Which lines in the material below contain the word "Convertisseur"? Copy each of them.

= = = = = = =

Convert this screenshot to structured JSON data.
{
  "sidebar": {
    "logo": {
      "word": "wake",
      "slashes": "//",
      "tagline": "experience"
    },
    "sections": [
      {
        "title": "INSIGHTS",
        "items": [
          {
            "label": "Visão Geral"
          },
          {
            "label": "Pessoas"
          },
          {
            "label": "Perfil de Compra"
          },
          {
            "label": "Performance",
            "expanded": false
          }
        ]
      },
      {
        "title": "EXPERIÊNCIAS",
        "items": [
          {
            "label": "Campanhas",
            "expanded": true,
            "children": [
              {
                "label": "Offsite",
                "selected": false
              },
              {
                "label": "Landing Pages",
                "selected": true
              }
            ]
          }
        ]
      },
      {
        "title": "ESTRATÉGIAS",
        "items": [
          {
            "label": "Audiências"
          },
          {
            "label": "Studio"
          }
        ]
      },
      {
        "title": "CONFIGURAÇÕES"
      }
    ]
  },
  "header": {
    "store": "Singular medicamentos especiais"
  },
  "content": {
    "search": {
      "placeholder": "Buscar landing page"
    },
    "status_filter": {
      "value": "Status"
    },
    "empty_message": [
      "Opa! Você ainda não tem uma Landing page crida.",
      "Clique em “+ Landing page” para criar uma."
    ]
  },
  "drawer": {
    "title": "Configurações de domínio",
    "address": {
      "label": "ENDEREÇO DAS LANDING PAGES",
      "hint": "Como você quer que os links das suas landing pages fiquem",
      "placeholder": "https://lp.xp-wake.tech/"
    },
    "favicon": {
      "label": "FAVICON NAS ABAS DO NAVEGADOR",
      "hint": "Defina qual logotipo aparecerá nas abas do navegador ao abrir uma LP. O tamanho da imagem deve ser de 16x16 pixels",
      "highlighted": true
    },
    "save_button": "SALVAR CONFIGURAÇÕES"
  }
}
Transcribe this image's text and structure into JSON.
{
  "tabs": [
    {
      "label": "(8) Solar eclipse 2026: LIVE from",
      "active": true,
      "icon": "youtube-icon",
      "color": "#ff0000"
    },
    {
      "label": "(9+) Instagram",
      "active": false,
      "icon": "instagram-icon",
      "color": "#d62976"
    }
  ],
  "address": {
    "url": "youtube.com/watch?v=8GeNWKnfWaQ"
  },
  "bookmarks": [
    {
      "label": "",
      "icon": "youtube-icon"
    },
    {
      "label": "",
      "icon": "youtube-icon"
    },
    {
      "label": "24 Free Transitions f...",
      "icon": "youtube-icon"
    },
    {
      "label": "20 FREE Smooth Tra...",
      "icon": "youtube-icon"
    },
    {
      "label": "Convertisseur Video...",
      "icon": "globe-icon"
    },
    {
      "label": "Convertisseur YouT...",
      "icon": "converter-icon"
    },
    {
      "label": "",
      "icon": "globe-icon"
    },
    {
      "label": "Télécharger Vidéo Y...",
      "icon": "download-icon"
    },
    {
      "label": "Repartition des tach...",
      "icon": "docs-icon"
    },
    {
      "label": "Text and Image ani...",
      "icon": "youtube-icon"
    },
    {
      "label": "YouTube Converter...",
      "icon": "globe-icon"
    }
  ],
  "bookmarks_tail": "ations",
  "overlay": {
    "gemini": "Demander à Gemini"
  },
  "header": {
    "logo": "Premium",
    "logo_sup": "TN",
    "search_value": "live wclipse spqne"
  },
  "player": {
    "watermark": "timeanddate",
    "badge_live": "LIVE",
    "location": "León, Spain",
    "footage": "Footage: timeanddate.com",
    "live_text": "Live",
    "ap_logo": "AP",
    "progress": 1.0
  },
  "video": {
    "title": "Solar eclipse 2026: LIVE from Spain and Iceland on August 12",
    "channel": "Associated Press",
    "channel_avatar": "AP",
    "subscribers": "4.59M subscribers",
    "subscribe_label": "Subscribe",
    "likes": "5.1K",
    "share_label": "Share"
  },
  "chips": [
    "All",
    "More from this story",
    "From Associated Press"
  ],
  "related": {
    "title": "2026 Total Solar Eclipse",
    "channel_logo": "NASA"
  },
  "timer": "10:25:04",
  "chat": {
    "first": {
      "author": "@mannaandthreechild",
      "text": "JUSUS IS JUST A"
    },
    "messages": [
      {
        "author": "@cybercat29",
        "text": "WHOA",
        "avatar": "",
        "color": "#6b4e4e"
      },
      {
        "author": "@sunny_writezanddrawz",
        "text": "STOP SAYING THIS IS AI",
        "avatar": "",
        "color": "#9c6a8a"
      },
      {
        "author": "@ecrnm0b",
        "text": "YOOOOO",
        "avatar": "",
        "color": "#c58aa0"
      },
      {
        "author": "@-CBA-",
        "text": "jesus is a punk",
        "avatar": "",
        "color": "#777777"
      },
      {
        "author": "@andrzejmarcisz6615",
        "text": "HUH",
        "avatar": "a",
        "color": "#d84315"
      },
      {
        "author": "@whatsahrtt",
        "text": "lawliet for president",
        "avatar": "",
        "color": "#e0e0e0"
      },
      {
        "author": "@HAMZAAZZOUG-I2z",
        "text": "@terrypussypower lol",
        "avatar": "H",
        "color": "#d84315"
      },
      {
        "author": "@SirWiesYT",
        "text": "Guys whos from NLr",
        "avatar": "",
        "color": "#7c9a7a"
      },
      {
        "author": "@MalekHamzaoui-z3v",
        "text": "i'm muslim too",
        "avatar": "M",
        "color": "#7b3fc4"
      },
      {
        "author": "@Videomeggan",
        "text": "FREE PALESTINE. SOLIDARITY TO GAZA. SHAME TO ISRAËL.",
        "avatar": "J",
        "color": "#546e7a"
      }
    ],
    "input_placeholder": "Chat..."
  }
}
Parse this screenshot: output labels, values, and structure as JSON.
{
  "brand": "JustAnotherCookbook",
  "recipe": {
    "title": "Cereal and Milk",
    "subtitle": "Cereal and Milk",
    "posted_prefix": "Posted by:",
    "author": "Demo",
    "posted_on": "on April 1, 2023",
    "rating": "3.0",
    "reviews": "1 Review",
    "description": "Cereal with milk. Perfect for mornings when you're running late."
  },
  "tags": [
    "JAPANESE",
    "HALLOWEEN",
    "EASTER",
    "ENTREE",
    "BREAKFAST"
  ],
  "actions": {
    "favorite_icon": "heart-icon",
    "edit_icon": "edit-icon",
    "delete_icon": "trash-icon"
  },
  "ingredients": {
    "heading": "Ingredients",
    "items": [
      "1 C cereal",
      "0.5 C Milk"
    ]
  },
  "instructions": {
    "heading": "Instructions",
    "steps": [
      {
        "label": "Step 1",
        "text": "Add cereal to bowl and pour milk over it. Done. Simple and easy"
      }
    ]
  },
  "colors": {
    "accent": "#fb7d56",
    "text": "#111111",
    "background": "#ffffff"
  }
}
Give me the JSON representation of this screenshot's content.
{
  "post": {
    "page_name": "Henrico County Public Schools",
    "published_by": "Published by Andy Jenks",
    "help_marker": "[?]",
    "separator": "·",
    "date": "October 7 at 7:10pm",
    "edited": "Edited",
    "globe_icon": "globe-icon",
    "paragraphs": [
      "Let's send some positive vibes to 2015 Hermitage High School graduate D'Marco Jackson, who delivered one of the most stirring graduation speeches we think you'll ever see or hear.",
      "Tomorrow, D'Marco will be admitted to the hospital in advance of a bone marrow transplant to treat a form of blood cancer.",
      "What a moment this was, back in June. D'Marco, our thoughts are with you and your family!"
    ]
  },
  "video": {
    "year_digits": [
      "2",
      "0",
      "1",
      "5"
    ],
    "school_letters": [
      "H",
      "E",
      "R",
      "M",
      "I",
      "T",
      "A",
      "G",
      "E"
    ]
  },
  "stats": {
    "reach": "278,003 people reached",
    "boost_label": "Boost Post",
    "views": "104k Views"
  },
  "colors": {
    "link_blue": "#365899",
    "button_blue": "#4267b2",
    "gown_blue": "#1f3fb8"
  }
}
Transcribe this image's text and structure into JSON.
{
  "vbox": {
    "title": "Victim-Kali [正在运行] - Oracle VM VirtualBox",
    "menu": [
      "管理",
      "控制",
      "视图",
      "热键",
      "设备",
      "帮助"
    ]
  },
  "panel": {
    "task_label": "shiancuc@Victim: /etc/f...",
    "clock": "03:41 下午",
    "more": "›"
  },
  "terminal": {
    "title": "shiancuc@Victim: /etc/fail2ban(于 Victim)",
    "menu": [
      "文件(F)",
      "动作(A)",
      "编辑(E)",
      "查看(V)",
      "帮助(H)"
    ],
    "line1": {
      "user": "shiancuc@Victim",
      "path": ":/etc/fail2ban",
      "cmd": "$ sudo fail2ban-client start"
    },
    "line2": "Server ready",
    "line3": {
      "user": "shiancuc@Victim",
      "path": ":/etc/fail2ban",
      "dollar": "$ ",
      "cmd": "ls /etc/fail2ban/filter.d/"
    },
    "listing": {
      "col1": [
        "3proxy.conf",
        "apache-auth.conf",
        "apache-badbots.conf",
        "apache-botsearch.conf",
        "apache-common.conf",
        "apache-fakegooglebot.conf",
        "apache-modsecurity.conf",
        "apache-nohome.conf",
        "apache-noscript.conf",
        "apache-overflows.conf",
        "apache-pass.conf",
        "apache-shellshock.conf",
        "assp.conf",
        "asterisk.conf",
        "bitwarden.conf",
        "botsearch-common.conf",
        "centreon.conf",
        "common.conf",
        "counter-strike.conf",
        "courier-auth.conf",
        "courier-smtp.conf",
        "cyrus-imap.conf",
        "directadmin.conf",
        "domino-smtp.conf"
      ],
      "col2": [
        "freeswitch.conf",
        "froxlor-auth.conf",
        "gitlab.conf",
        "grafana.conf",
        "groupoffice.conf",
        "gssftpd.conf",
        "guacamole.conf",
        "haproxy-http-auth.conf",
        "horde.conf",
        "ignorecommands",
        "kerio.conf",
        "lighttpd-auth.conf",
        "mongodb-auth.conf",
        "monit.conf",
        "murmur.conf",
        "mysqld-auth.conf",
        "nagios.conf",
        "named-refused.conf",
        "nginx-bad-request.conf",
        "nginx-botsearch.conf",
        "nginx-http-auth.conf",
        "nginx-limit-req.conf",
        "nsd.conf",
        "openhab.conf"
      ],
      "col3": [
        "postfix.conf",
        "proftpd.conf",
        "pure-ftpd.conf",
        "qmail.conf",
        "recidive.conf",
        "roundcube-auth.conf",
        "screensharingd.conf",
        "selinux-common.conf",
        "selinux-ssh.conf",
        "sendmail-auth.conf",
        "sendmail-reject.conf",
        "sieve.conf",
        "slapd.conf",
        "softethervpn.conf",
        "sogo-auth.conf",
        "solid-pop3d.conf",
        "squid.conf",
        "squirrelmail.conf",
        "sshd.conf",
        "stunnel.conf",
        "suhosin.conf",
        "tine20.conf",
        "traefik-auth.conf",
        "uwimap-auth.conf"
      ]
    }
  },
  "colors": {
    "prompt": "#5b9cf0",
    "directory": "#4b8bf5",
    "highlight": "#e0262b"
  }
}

= = = = = = =

▶ _Written answer_
      "label": "Convertisseur Video...",
      "label": "Convertisseur YouT...",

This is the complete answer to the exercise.